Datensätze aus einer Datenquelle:
□ □ □

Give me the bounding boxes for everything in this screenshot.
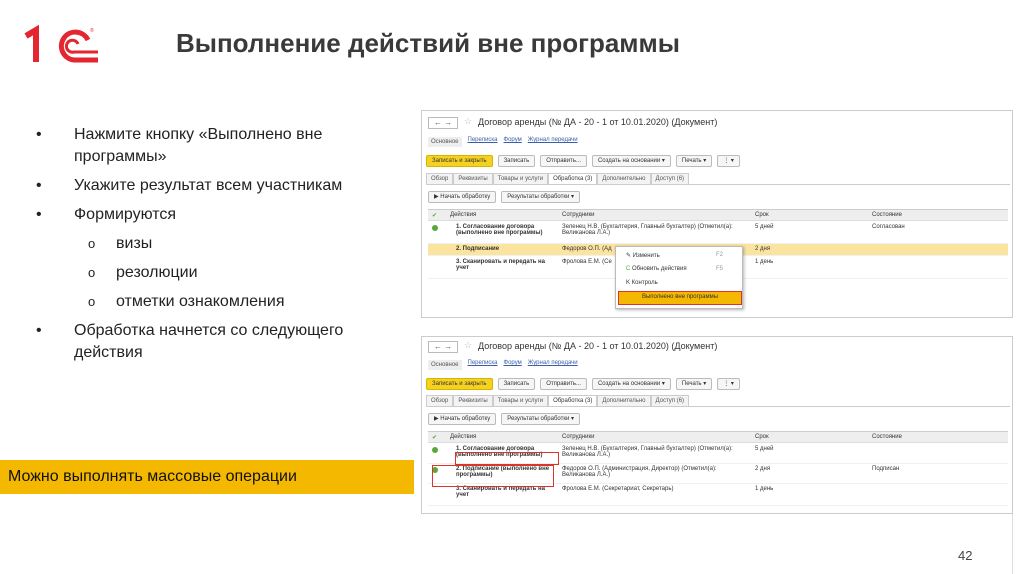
1c-logo: ®: [24, 24, 98, 63]
start-processing-button[interactable]: ▶ Начать обработку: [428, 413, 497, 425]
row-employee: Фролова Е.М. (Секретариат, Секретарь): [562, 486, 674, 492]
row-action: 3. Сканировать и передать на учет: [456, 259, 545, 271]
subtab-processing[interactable]: Обработка (3): [548, 173, 598, 184]
bullet: Нажмите кнопку «Выполнено вне программы»: [36, 124, 416, 168]
shortcut: F5: [716, 266, 724, 272]
row-term: 2 дня: [755, 246, 771, 252]
subtab-overview[interactable]: Обзор: [426, 173, 454, 184]
more-button[interactable]: ⋮ ▾: [717, 155, 740, 167]
tab-forum[interactable]: Форум: [504, 137, 522, 147]
col-actions[interactable]: Действия: [450, 212, 476, 218]
col-actions[interactable]: Действия: [450, 434, 476, 440]
tab-main[interactable]: Основное: [428, 360, 462, 370]
row-employee: Федоров О.П. (Ад: [562, 246, 612, 252]
row-state: Согласован: [872, 224, 905, 230]
slide-title: Выполнение действий вне программы: [176, 28, 680, 58]
processing-results-button[interactable]: Результаты обработки ▾: [501, 191, 580, 203]
star-icon[interactable]: ☆: [464, 116, 472, 127]
row-employee: Федоров О.П. (Администрация, Директор) (…: [562, 466, 717, 478]
row-action: 3. Сканировать и передать на учет: [456, 486, 545, 498]
send-button[interactable]: Отправить...: [540, 378, 587, 390]
tab-transfer-log[interactable]: Журнал передачи: [528, 360, 578, 370]
done-icon: [432, 447, 438, 453]
subtab-details[interactable]: Реквизиты: [453, 395, 493, 406]
back-forward-buttons[interactable]: ← →: [428, 341, 458, 353]
tab-transfer-log[interactable]: Журнал передачи: [528, 137, 578, 147]
document-title: Договор аренды (№ ДА - 20 - 1 от 10.01.2…: [478, 117, 718, 127]
row-term: 1 день: [755, 486, 774, 492]
start-processing-button[interactable]: ▶ Начать обработку: [428, 191, 497, 203]
print-button[interactable]: Печать ▾: [675, 155, 713, 167]
table-row[interactable]: 3. Сканировать и передать на учет Фролов…: [428, 484, 1008, 506]
create-based-on-button[interactable]: Создать на основании ▾: [591, 155, 671, 167]
sub-bullet: отметки ознакомления: [36, 291, 416, 313]
tab-correspondence[interactable]: Переписка: [468, 137, 498, 147]
col-state[interactable]: Состояние: [872, 434, 902, 440]
processing-results-button[interactable]: Результаты обработки ▾: [501, 413, 580, 425]
subtab-goods[interactable]: Товары и услуги: [492, 173, 549, 184]
row-employee: Зеленец Н.В. (Бухгалтерия, Главный бухга…: [562, 446, 733, 458]
menu-item-edit[interactable]: ✎ Изменить: [626, 252, 660, 259]
shortcut: F2: [716, 252, 724, 258]
star-icon[interactable]: ☆: [464, 340, 472, 351]
subtab-additional[interactable]: Дополнительно: [597, 395, 651, 406]
print-button[interactable]: Печать ▾: [675, 378, 713, 390]
check-icon: ✔: [432, 435, 438, 441]
subtab-processing[interactable]: Обработка (3): [548, 395, 598, 406]
col-term[interactable]: Срок: [755, 212, 769, 218]
back-forward-buttons[interactable]: ← →: [428, 117, 458, 129]
page-number: 42: [958, 548, 973, 563]
row-state: Подписан: [872, 466, 900, 472]
col-employees[interactable]: Сотрудники: [562, 434, 595, 440]
bullet-list: Нажмите кнопку «Выполнено вне программы»…: [36, 124, 416, 371]
more-button[interactable]: ⋮ ▾: [717, 378, 740, 390]
row-employee: Зеленец Н.В. (Бухгалтерия, Главный бухга…: [562, 224, 733, 236]
bullet: Укажите результат всем участникам: [36, 175, 416, 197]
row-term: 1 день: [755, 259, 774, 265]
tab-forum[interactable]: Форум: [504, 360, 522, 370]
svg-text:®: ®: [90, 27, 94, 34]
save-button[interactable]: Записать: [497, 155, 536, 167]
context-menu: ✎ Изменить F2 C Обновить действия F5 K К…: [615, 246, 743, 309]
row-term: 5 дней: [755, 224, 774, 230]
tab-correspondence[interactable]: Переписка: [468, 360, 498, 370]
highlight-box: [432, 465, 554, 487]
sub-bullet: визы: [36, 233, 416, 255]
subtab-details[interactable]: Реквизиты: [453, 173, 493, 184]
row-term: 2 дня: [755, 466, 771, 472]
send-button[interactable]: Отправить...: [540, 155, 587, 167]
menu-item-done-outside[interactable]: Выполнено вне программы: [618, 291, 742, 305]
save-and-close-button[interactable]: Записать и закрыть: [426, 378, 493, 390]
col-term[interactable]: Срок: [755, 434, 769, 440]
subtab-overview[interactable]: Обзор: [426, 395, 454, 406]
sub-bullet: резолюции: [36, 262, 416, 284]
subtab-access[interactable]: Доступ (6): [650, 395, 690, 406]
row-action: 1. Согласование договора (выполнено вне …: [456, 224, 543, 236]
save-button[interactable]: Записать: [497, 378, 536, 390]
table-row[interactable]: 1. Согласование договора (выполнено вне …: [428, 222, 1008, 244]
row-employee: Фролова Е.М. (Се: [562, 259, 612, 265]
col-state[interactable]: Состояние: [872, 212, 902, 218]
document-title: Договор аренды (№ ДА - 20 - 1 от 10.01.2…: [478, 341, 718, 351]
bullet: Обработка начнется со следующего действи…: [36, 320, 416, 364]
subtab-additional[interactable]: Дополнительно: [597, 173, 651, 184]
subtab-goods[interactable]: Товары и услуги: [492, 395, 549, 406]
subtab-access[interactable]: Доступ (6): [650, 173, 690, 184]
tab-main[interactable]: Основное: [428, 137, 462, 147]
screenshot-before: ← → ☆ Договор аренды (№ ДА - 20 - 1 от 1…: [421, 110, 1013, 318]
menu-item-control[interactable]: K Контроль: [626, 280, 658, 286]
col-employees[interactable]: Сотрудники: [562, 212, 595, 218]
highlight-box: [455, 452, 559, 465]
screenshot-after: ← → ☆ Договор аренды (№ ДА - 20 - 1 от 1…: [421, 336, 1013, 514]
bullet: Формируются: [36, 204, 416, 226]
save-and-close-button[interactable]: Записать и закрыть: [426, 155, 493, 167]
menu-item-refresh[interactable]: C Обновить действия: [626, 266, 687, 272]
done-icon: [432, 225, 438, 231]
row-action: 2. Подписание: [456, 246, 500, 252]
create-based-on-button[interactable]: Создать на основании ▾: [591, 378, 671, 390]
row-term: 5 дней: [755, 446, 774, 452]
check-icon: ✔: [432, 213, 438, 219]
mass-operations-banner: Можно выполнять массовые операции: [0, 460, 414, 494]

□ □ □

▸ ZU ERLEDIGENDE AUFGABE: Bearbeite die Zeilen oben, indem du überall „Журнал передачи“ durch „Журнал отправки“ ersetzt und sonst nichts veränderst. Lass die Bilder in deiner Antwort weg.

▸ AUSGEARBEITETE LÖSUNG:
Give me the bounding boxes for everything in this screenshot.
1c-logo: ®: [24, 24, 98, 63]
start-processing-button[interactable]: ▶ Начать обработку: [428, 413, 497, 425]
row-employee: Фролова Е.М. (Секретариат, Секретарь): [562, 486, 674, 492]
row-action: 3. Сканировать и передать на учет: [456, 259, 545, 271]
subtab-processing[interactable]: Обработка (3): [548, 173, 598, 184]
bullet: Нажмите кнопку «Выполнено вне программы»: [36, 124, 416, 168]
shortcut: F5: [716, 266, 724, 272]
row-term: 2 дня: [755, 246, 771, 252]
subtab-overview[interactable]: Обзор: [426, 173, 454, 184]
more-button[interactable]: ⋮ ▾: [717, 155, 740, 167]
tab-forum[interactable]: Форум: [504, 137, 522, 147]
col-actions[interactable]: Действия: [450, 212, 476, 218]
col-actions[interactable]: Действия: [450, 434, 476, 440]
tab-main[interactable]: Основное: [428, 360, 462, 370]
row-employee: Федоров О.П. (Ад: [562, 246, 612, 252]
row-state: Согласован: [872, 224, 905, 230]
slide-title: Выполнение действий вне программы: [176, 28, 680, 58]
processing-results-button[interactable]: Результаты обработки ▾: [501, 191, 580, 203]
star-icon[interactable]: ☆: [464, 116, 472, 127]
row-employee: Федоров О.П. (Администрация, Директор) (…: [562, 466, 717, 478]
row-action: 3. Сканировать и передать на учет: [456, 486, 545, 498]
send-button[interactable]: Отправить...: [540, 378, 587, 390]
tab-transfer-log[interactable]: Журнал отправки: [528, 360, 578, 370]
done-icon: [432, 447, 438, 453]
subtab-details[interactable]: Реквизиты: [453, 395, 493, 406]
back-forward-buttons[interactable]: ← →: [428, 341, 458, 353]
tab-transfer-log[interactable]: Журнал отправки: [528, 137, 578, 147]
document-title: Договор аренды (№ ДА - 20 - 1 от 10.01.2…: [478, 117, 718, 127]
row-term: 1 день: [755, 486, 774, 492]
start-processing-button[interactable]: ▶ Начать обработку: [428, 191, 497, 203]
print-button[interactable]: Печать ▾: [675, 155, 713, 167]
table-row[interactable]: 3. Сканировать и передать на учет Фролов…: [428, 484, 1008, 506]
create-based-on-button[interactable]: Создать на основании ▾: [591, 155, 671, 167]
sub-bullet: отметки ознакомления: [36, 291, 416, 313]
tab-correspondence[interactable]: Переписка: [468, 137, 498, 147]
col-state[interactable]: Состояние: [872, 434, 902, 440]
processing-results-button[interactable]: Результаты обработки ▾: [501, 413, 580, 425]
subtab-goods[interactable]: Товары и услуги: [492, 173, 549, 184]
row-employee: Зеленец Н.В. (Бухгалтерия, Главный бухга…: [562, 446, 733, 458]
menu-item-edit[interactable]: ✎ Изменить: [626, 252, 660, 259]
shortcut: F2: [716, 252, 724, 258]
star-icon[interactable]: ☆: [464, 340, 472, 351]
subtab-additional[interactable]: Дополнительно: [597, 395, 651, 406]
print-button[interactable]: Печать ▾: [675, 378, 713, 390]
check-icon: ✔: [432, 435, 438, 441]
subtab-processing[interactable]: Обработка (3): [548, 395, 598, 406]
col-term[interactable]: Срок: [755, 212, 769, 218]
back-forward-buttons[interactable]: ← →: [428, 117, 458, 129]
page-number: 42: [958, 548, 973, 563]
row-state: Подписан: [872, 466, 900, 472]
col-employees[interactable]: Сотрудники: [562, 434, 595, 440]
bullet-list: Нажмите кнопку «Выполнено вне программы»…: [36, 124, 416, 371]
more-button[interactable]: ⋮ ▾: [717, 378, 740, 390]
row-employee: Зеленец Н.В. (Бухгалтерия, Главный бухга…: [562, 224, 733, 236]
bullet: Укажите результат всем участникам: [36, 175, 416, 197]
row-term: 1 день: [755, 259, 774, 265]
tab-forum[interactable]: Форум: [504, 360, 522, 370]
svg-text:®: ®: [90, 27, 94, 34]
save-button[interactable]: Записать: [497, 155, 536, 167]
context-menu: ✎ Изменить F2 C Обновить действия F5 K К…: [615, 246, 743, 309]
row-term: 5 дней: [755, 224, 774, 230]
tab-correspondence[interactable]: Переписка: [468, 360, 498, 370]
highlight-box: [432, 465, 554, 487]
sub-bullet: визы: [36, 233, 416, 255]
subtab-details[interactable]: Реквизиты: [453, 173, 493, 184]
row-term: 2 дня: [755, 466, 771, 472]
send-button[interactable]: Отправить...: [540, 155, 587, 167]
menu-item-done-outside[interactable]: Выполнено вне программы: [618, 291, 742, 305]
save-and-close-button[interactable]: Записать и закрыть: [426, 378, 493, 390]
col-term[interactable]: Срок: [755, 434, 769, 440]
subtab-overview[interactable]: Обзор: [426, 395, 454, 406]
sub-bullet: резолюции: [36, 262, 416, 284]
subtab-access[interactable]: Доступ (6): [650, 395, 690, 406]
row-action: 1. Согласование договора (выполнено вне …: [456, 224, 543, 236]
save-button[interactable]: Записать: [497, 378, 536, 390]
table-row[interactable]: 1. Согласование договора (выполнено вне …: [428, 222, 1008, 244]
row-employee: Фролова Е.М. (Се: [562, 259, 612, 265]
col-state[interactable]: Состояние: [872, 212, 902, 218]
document-title: Договор аренды (№ ДА - 20 - 1 от 10.01.2…: [478, 341, 718, 351]
bullet: Обработка начнется со следующего действи…: [36, 320, 416, 364]
subtab-additional[interactable]: Дополнительно: [597, 173, 651, 184]
subtab-goods[interactable]: Товары и услуги: [492, 395, 549, 406]
subtab-access[interactable]: Доступ (6): [650, 173, 690, 184]
tab-main[interactable]: Основное: [428, 137, 462, 147]
screenshot-before: ← → ☆ Договор аренды (№ ДА - 20 - 1 от 1…: [421, 110, 1013, 318]
menu-item-control[interactable]: K Контроль: [626, 280, 658, 286]
col-employees[interactable]: Сотрудники: [562, 212, 595, 218]
highlight-box: [455, 452, 559, 465]
screenshot-after: ← → ☆ Договор аренды (№ ДА - 20 - 1 от 1…: [421, 336, 1013, 514]
bullet: Формируются: [36, 204, 416, 226]
save-and-close-button[interactable]: Записать и закрыть: [426, 155, 493, 167]
menu-item-refresh[interactable]: C Обновить действия: [626, 266, 687, 272]
done-icon: [432, 225, 438, 231]
row-action: 2. Подписание: [456, 246, 500, 252]
create-based-on-button[interactable]: Создать на основании ▾: [591, 378, 671, 390]
row-term: 5 дней: [755, 446, 774, 452]
check-icon: ✔: [432, 213, 438, 219]
mass-operations-banner: Можно выполнять массовые операции: [0, 460, 414, 494]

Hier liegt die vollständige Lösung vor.